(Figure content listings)
****************

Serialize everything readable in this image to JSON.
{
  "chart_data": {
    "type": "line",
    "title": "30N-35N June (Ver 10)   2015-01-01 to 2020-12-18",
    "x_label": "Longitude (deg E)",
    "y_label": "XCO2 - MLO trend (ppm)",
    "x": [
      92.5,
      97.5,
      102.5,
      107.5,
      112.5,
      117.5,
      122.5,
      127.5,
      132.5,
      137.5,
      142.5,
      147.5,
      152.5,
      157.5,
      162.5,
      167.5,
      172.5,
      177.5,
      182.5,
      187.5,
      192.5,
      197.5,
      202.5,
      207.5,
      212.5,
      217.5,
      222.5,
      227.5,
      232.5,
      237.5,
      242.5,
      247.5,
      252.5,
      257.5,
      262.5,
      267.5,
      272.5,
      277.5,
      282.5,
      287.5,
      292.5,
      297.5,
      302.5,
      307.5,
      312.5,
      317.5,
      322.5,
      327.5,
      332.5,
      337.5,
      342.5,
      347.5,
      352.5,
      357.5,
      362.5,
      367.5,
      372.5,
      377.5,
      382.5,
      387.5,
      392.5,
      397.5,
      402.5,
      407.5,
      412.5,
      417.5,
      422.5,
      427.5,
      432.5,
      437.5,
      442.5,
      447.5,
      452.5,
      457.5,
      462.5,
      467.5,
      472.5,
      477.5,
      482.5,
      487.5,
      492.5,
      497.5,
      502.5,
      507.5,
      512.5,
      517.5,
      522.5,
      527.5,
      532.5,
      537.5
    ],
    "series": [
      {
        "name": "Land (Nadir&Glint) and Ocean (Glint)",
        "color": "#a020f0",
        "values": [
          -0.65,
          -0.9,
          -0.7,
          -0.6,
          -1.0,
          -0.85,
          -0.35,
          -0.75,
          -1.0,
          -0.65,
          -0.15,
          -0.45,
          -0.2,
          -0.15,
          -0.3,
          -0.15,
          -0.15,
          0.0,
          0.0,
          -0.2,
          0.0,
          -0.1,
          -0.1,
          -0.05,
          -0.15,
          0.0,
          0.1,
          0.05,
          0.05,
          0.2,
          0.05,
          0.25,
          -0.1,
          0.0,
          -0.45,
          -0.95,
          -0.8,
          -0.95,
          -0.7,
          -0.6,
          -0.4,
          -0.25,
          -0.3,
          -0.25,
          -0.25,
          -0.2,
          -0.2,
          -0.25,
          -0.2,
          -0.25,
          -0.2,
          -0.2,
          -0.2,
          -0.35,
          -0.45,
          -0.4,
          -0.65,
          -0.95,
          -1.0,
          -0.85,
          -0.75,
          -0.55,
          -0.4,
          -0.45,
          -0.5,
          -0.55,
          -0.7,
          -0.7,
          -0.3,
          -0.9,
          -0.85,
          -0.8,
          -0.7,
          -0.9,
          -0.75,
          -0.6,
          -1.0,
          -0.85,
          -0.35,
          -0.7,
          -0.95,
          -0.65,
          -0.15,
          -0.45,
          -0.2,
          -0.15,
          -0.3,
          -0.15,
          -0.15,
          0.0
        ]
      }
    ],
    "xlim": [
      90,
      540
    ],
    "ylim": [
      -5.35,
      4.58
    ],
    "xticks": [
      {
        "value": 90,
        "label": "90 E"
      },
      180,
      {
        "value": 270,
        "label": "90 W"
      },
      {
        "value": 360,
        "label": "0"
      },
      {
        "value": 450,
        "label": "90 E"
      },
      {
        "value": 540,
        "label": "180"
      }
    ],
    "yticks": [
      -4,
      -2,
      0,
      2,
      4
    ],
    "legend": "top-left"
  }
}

****************

*Prompt*
Write all of the records out again exactly.

*The answer*
Serialize everything readable in this image to JSON.
{
  "chart_data": {
    "type": "line",
    "title": "30N-35N June (Ver 10)   2015-01-01 to 2020-12-18",
    "x_label": "Longitude (deg E)",
    "y_label": "XCO2 - MLO trend (ppm)",
    "x": [
      92.5,
      97.5,
      102.5,
      107.5,
      112.5,
      117.5,
      122.5,
      127.5,
      132.5,
      137.5,
      142.5,
      147.5,
      152.5,
      157.5,
      162.5,
      167.5,
      172.5,
      177.5,
      182.5,
      187.5,
      192.5,
      197.5,
      202.5,
      207.5,
      212.5,
      217.5,
      222.5,
      227.5,
      232.5,
      237.5,
      242.5,
      247.5,
      252.5,
      257.5,
      262.5,
      267.5,
      272.5,
      277.5,
      282.5,
      287.5,
      292.5,
      297.5,
      302.5,
      307.5,
      312.5,
      317.5,
      322.5,
      327.5,
      332.5,
      337.5,
      342.5,
      347.5,
      352.5,
      357.5,
      362.5,
      367.5,
      372.5,
      377.5,
      382.5,
      387.5,
      392.5,
      397.5,
      402.5,
      407.5,
      412.5,
      417.5,
      422.5,
      427.5,
      432.5,
      437.5,
      442.5,
      447.5,
      452.5,
      457.5,
      462.5,
      467.5,
      472.5,
      477.5,
      482.5,
      487.5,
      492.5,
      497.5,
      502.5,
      507.5,
      512.5,
      517.5,
      522.5,
      527.5,
      532.5,
      537.5
    ],
    "series": [
      {
        "name": "Land (Nadir&Glint) and Ocean (Glint)",
        "color": "#a020f0",
        "values": [
          -0.65,
          -0.9,
          -0.7,
          -0.6,
          -1.0,
          -0.85,
          -0.35,
          -0.75,
          -1.0,
          -0.65,
          -0.15,
          -0.45,
          -0.2,
          -0.15,
          -0.3,
          -0.15,
          -0.15,
          0.0,
          0.0,
          -0.2,
          0.0,
          -0.1,
          -0.1,
          -0.05,
          -0.15,
          0.0,
          0.1,
          0.05,
          0.05,
          0.2,
          0.05,
          0.25,
          -0.1,
          0.0,
          -0.45,
          -0.95,
          -0.8,
          -0.95,
          -0.7,
          -0.6,
          -0.4,
          -0.25,
          -0.3,
          -0.25,
          -0.25,
          -0.2,
          -0.2,
          -0.25,
          -0.2,
          -0.25,
          -0.2,
          -0.2,
          -0.2,
          -0.35,
          -0.45,
          -0.4,
          -0.65,
          -0.95,
          -1.0,
          -0.85,
          -0.75,
          -0.55,
          -0.4,
          -0.45,
          -0.5,
          -0.55,
          -0.7,
          -0.7,
          -0.3,
          -0.9,
          -0.85,
          -0.8,
          -0.7,
          -0.9,
          -0.75,
          -0.6,
          -1.0,
          -0.85,
          -0.35,
          -0.7,
          -0.95,
          -0.65,
          -0.15,
          -0.45,
          -0.2,
          -0.15,
          -0.3,
          -0.15,
          -0.15,
          0.0
        ]
      }
    ],
    "xlim": [
      90,
      540
    ],
    "ylim": [
      -5.35,
      4.58
    ],
    "xticks": [
      {
        "value": 90,
        "label": "90 E"
      },
      180,
      {
        "value": 270,
        "label": "90 W"
      },
      {
        "value": 360,
        "label": "0"
      },
      {
        "value": 450,
        "label": "90 E"
      },
      {
        "value": 540,
        "label": "180"
      }
    ],
    "yticks": [
      -4,
      -2,
      0,
      2,
      4
    ],
    "legend": "top-left"
  }
}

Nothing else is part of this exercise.